● Stated problem
Only the lines holding the string "content" are needed. Copy each one.

+--

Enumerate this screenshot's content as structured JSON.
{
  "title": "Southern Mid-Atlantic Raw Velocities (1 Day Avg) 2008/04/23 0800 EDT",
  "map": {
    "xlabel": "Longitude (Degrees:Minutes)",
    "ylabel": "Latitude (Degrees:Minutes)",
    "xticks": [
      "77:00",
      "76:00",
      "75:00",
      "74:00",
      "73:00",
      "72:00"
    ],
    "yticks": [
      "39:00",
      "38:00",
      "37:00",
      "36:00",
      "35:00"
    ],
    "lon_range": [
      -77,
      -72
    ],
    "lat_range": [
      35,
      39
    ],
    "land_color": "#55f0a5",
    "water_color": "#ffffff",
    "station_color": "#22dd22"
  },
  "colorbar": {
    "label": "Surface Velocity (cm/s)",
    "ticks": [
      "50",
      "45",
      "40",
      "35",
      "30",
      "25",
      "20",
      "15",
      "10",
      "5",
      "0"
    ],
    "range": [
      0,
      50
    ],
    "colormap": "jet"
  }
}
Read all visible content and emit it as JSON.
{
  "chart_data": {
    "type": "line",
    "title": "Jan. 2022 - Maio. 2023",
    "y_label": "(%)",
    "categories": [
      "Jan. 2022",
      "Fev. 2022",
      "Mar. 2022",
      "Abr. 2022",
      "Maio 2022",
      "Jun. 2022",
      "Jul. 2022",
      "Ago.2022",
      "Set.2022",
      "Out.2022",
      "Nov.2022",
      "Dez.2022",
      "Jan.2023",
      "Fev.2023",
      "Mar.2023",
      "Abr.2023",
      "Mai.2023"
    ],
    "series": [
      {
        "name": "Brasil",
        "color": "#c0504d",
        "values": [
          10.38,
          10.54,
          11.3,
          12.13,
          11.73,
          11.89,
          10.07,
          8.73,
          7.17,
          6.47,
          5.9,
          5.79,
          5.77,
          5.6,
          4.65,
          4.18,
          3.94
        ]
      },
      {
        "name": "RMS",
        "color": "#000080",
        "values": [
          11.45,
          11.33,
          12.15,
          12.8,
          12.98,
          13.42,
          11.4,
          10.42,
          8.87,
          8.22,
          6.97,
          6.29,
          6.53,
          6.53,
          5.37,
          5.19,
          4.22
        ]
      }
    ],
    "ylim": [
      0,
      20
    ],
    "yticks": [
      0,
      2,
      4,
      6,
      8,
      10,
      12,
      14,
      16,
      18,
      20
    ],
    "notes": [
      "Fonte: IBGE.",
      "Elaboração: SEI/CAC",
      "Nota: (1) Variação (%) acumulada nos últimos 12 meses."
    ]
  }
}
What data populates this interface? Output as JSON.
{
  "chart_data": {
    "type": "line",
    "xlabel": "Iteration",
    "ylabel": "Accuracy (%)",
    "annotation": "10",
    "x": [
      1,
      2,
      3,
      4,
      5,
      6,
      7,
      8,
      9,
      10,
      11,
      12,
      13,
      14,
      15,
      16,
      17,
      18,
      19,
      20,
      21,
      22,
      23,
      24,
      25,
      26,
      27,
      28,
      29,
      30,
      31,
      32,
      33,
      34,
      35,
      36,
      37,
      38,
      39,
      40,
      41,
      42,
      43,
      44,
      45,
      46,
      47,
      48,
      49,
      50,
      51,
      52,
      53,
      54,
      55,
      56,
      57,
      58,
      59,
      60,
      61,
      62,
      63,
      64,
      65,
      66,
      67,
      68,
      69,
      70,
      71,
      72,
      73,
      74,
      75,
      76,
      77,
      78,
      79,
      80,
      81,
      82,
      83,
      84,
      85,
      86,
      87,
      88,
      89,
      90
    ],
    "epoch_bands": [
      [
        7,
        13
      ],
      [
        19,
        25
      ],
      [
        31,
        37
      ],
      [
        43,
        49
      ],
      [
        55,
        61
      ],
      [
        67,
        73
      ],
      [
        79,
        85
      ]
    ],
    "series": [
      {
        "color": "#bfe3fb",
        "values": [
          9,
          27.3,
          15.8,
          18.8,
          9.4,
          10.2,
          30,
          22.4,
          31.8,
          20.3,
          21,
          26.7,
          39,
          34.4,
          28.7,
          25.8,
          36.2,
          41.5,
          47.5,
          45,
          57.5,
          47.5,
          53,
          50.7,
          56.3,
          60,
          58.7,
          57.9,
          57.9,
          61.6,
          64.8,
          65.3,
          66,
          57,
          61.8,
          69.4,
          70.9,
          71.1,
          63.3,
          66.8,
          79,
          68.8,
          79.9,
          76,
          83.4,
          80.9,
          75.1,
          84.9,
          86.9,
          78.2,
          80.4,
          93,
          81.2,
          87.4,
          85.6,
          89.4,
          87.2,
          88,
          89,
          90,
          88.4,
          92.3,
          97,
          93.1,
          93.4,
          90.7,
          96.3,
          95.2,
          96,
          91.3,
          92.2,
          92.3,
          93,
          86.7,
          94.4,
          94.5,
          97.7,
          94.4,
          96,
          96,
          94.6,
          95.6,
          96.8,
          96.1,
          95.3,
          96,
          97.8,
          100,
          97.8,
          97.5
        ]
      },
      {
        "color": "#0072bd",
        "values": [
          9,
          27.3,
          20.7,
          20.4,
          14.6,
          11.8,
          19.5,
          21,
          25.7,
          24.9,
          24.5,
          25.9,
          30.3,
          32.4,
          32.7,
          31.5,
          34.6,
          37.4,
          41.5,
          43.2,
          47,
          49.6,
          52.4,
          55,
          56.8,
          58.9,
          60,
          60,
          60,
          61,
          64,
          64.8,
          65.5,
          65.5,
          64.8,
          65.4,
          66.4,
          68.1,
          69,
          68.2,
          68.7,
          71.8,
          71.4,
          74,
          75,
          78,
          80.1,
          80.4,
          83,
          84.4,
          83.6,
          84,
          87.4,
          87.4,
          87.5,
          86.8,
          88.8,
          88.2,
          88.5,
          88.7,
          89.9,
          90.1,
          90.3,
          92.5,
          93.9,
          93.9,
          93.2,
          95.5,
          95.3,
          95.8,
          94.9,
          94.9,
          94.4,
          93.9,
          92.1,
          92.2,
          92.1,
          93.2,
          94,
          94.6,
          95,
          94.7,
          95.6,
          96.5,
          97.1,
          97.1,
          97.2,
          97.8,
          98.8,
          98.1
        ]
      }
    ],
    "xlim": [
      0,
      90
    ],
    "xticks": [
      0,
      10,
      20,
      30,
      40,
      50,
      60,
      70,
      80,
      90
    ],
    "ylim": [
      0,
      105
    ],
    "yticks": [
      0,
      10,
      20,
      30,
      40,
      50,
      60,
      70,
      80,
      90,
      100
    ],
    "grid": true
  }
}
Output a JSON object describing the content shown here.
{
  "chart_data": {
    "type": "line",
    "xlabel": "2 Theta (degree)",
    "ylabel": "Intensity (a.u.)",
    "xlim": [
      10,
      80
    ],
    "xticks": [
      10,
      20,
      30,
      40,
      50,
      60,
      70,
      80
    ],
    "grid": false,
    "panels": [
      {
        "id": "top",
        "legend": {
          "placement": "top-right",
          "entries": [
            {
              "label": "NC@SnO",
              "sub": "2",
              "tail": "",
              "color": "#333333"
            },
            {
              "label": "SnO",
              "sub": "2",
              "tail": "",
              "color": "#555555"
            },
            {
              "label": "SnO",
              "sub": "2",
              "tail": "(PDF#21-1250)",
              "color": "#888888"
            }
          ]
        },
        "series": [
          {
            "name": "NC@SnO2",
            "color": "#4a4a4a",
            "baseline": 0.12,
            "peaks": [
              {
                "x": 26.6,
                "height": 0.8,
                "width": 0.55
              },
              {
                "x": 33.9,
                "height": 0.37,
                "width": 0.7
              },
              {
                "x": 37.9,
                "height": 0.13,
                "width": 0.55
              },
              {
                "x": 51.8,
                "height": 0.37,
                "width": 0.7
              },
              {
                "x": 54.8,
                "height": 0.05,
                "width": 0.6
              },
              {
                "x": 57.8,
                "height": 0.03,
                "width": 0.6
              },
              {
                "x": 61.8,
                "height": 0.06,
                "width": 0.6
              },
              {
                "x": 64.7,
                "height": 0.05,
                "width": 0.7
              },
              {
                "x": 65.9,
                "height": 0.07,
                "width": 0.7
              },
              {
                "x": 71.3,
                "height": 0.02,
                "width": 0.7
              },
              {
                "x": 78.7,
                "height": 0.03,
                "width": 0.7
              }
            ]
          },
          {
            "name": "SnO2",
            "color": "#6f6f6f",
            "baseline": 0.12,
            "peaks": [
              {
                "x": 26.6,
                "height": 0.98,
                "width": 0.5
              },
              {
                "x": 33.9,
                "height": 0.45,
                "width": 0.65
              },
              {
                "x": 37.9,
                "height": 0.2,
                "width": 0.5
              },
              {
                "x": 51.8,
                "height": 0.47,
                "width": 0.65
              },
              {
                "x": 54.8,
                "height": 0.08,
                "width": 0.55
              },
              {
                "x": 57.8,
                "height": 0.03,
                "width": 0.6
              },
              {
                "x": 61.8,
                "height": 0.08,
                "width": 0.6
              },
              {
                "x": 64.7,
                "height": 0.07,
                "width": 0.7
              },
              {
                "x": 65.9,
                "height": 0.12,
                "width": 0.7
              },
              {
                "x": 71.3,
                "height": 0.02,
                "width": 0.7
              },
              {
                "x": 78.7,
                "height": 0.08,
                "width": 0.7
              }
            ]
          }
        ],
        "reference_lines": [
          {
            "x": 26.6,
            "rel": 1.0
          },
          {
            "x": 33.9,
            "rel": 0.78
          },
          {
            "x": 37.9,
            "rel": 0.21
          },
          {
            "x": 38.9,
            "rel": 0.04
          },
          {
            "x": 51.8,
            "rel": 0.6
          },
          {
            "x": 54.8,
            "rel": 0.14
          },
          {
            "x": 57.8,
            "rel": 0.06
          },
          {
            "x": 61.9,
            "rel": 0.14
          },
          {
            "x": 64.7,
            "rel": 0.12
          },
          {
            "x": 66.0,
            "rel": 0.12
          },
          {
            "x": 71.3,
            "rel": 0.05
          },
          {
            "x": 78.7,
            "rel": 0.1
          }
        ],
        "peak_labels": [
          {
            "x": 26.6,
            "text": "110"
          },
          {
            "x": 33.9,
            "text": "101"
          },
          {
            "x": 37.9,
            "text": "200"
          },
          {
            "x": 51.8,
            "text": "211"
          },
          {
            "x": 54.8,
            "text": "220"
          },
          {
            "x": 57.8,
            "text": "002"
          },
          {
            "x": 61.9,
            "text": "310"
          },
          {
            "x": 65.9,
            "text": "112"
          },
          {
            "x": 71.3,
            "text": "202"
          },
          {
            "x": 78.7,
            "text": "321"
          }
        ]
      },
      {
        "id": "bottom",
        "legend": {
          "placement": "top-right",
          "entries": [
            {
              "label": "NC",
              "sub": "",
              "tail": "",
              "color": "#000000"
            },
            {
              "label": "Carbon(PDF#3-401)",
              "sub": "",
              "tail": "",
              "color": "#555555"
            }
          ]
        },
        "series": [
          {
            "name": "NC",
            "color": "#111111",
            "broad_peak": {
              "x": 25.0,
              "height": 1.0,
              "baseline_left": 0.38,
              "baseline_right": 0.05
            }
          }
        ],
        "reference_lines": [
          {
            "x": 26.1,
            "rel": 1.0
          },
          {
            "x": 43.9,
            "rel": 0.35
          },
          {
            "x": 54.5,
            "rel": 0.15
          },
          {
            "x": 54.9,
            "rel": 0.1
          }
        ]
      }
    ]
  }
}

+--

● Written solution
Enumerate this screenshot's content as structured JSON.
Read all visible content and emit it as JSON.
Output a JSON object describing the content shown here.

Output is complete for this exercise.